What you are asked to do
Scan the data below for the string "name". Show every line where it turns up.

Extracted data entries
+ + +

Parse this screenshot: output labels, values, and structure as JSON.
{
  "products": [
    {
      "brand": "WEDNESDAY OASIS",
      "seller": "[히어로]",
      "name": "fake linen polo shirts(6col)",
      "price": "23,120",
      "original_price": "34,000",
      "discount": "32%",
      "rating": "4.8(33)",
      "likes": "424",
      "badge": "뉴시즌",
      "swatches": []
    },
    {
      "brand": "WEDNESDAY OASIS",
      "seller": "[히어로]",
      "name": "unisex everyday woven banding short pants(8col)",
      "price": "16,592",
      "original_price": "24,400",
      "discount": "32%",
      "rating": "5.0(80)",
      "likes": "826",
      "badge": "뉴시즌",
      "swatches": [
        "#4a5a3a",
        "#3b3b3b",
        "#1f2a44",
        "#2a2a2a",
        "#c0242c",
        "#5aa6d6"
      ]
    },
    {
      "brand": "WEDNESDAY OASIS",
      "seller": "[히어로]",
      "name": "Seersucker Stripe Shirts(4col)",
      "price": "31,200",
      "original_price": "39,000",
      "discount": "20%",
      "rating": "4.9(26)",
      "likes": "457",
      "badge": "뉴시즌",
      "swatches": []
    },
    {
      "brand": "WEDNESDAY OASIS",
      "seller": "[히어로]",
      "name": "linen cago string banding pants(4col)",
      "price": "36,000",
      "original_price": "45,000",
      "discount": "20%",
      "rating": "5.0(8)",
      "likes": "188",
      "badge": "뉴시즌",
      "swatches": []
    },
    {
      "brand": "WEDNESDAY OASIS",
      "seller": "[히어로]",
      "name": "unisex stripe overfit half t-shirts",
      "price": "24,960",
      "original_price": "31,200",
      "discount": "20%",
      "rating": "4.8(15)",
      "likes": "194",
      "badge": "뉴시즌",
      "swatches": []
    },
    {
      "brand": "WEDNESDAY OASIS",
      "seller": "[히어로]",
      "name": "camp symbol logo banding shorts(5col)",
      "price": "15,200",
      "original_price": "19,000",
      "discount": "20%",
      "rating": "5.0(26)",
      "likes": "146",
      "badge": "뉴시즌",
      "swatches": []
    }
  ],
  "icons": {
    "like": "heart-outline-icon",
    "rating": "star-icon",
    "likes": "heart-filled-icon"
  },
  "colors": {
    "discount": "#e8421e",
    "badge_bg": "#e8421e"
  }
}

+ + +

Reply
      "name": "fake linen polo shirts(6col)",
      "name": "unisex everyday woven banding short pants(8col)",
      "name": "Seersucker Stripe Shirts(4col)",
      "name": "linen cago string banding pants(4col)",
      "name": "unisex stripe overfit half t-shirts",
      "name": "camp symbol logo banding shorts(5col)",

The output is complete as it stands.